■ **REQUIRED TASKS**:
1 > Please answer these questions about the Yu Xie biography:
(a) At which university is Xie currently a sociology professor?
(b) In what year was he appointed associate professor at the University of Michigan?
(c) What degree did he earn from Shanghai University of Technology?
2 > Write the next part of the Yu Xie biography, picking up after its final sentence.

■ **TEXT BLOCK**:
--
Yu Xie (; born 1959) is a Chinese-American sociologist and a sociology professor at Princeton University. He joined the University of Michigan as an assistant professor in 1989 and served as a professor from 1996 to 2015.

Xie has made contributions to quantitative methodology, social stratification, demography, Chinese studies, sociology of science, and social science data collection. He was Otis Dudley Duncan Distinguished University Professor of Sociology, Statistics, and Public Policy at the University of Michigan. He is a member of the American Academy of Arts and Sciences, Academia Sinica, and the National Academy of Sciences.

Biography 

Xie was born in Zhenjiang, Jiangsu, China in 1959, the second of two brothers. His parents were both physicians. Xie’s education was delayed by the Cultural Revolution in China, and his family suffered many hardships, but after the Revolution ended, he was accepted at Shanghai University of Technology, where he received a B.S. in Metallurgical Engineering in 1982. He then came to the United States to study at the University of Wisconsin-Madison, from which he received an M.A. in the History of Science and an M.S. in Sociology in 1984 as well as a Ph.D. in Sociology in 1989. After completing his doctorate, Xie came to the University of Michigan as an assistant professor, where he was appointed associate professor in 1994 and full professor in 1996. He became an American citizen in 1997. Xie now lives in Ann Arbor with his wife and their two children.
--
■ **GIVEN DATA**:
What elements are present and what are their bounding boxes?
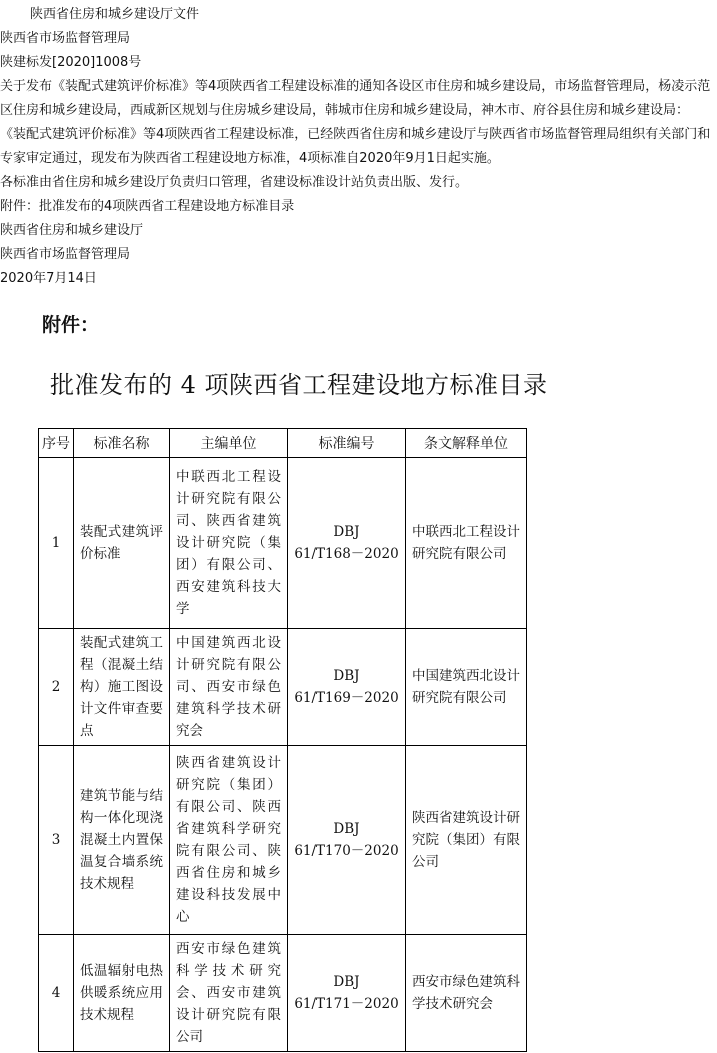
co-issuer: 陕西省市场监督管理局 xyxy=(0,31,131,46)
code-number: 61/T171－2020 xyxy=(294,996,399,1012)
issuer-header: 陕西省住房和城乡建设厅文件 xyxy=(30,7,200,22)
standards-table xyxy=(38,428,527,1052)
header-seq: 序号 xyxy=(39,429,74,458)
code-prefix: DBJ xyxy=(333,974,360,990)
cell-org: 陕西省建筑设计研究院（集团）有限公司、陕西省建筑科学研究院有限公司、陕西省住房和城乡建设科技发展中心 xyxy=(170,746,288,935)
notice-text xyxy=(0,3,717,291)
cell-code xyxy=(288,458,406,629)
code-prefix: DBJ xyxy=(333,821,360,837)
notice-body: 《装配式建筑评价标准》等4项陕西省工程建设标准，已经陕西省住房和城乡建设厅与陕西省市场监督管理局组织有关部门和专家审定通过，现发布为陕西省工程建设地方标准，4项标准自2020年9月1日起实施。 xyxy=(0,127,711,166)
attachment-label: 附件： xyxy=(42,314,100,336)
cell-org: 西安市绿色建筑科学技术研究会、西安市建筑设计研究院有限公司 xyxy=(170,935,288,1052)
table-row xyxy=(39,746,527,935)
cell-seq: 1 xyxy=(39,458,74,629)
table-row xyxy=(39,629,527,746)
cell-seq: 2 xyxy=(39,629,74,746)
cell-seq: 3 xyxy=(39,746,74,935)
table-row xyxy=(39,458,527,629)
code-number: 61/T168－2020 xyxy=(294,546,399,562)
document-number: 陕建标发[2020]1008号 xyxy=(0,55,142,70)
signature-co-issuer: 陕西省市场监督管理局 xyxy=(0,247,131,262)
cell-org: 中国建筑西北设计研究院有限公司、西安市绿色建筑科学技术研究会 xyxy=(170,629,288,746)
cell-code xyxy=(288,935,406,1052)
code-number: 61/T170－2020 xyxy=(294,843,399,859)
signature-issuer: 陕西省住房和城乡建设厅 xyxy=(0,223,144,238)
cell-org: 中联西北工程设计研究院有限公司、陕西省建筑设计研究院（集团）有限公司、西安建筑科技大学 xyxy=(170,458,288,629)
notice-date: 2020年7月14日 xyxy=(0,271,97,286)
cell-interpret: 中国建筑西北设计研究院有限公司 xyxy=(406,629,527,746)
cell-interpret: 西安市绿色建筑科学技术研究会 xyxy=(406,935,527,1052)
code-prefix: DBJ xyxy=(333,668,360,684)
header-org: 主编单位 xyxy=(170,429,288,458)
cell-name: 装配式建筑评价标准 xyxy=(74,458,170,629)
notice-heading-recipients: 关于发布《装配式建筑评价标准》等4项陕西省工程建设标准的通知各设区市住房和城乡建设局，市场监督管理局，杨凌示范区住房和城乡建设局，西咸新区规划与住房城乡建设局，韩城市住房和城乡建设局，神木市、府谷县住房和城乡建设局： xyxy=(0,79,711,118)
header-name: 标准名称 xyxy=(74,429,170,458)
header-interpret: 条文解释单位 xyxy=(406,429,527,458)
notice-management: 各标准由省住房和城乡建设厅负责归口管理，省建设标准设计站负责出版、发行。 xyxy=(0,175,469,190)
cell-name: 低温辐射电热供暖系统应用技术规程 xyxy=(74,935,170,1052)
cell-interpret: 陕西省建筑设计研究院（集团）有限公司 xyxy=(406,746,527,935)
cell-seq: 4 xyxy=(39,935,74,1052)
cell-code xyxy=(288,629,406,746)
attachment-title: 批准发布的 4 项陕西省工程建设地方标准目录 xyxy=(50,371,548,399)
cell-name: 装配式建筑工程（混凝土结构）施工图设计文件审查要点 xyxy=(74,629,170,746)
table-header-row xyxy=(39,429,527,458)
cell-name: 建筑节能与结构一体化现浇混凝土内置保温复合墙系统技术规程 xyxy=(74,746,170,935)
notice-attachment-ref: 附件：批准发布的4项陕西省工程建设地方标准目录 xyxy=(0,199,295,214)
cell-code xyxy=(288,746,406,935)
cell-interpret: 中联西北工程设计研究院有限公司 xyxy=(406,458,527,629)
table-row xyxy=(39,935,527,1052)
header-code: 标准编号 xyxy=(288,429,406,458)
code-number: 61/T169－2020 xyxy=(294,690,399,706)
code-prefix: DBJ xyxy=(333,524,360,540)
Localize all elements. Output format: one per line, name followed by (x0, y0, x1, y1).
--
■ **ANSWER SET**:
1 >
(a) Princeton University
(b) 1994
(c) A B.S. in Metallurgical Engineering

2 >
Along with his sociology appointment, Xie has held various positions in other departments at the University of Michigan. He was appointed Professor of Statistics in 2000 and Professor of Public Policy in 2011. Xie is also a Research Professor at the Population Studies Center and the Survey Research Center of the Institute for Social Research, and a Faculty Associate at the Center for Chinese Studies. Since 1999, he has been directing the Quantitative Methodology Program at the Survey Research Center. During his over twenty years of career at the University of Michigan, Xie held multiple chair professorships. In 2007, he was appointed Otis Dudley Duncan University Distinguished Professor.

Xie has been active in promoting empirical sociology in China. His primary institutional affiliation in China has been with Peking University, where he has directed the China Family Panel Studies (CFPS), China’s largest national longitudinal social science data collection project  and founded the Social Research Center. Xie has also been active at several other institutions in China, holding honorary adjunct professorships at Renmin University of China, Hong Kong University of Science and Technology, Chinese University of Hong Kong, and Shanghai University.

Professional recognition 

 Fellowship Invitation, Center for Advanced Study in the Behavioral Sciences (1990).
 Spencer Fellowship, National Academy of Education (1991-1992).
 Young Investigator Award, National Science Foundation (1992-1997).
 Faculty Scholar Award, William T. Grant Foundation (1994-1999).
 Member, Sociological Research Association (1997).
 Chair, Section on Sociological Methodology, the American Sociological Association (2001-2003).
 Guggenheim Fellowship, John Simon Guggenheim Memorial Foundation (2002-2003).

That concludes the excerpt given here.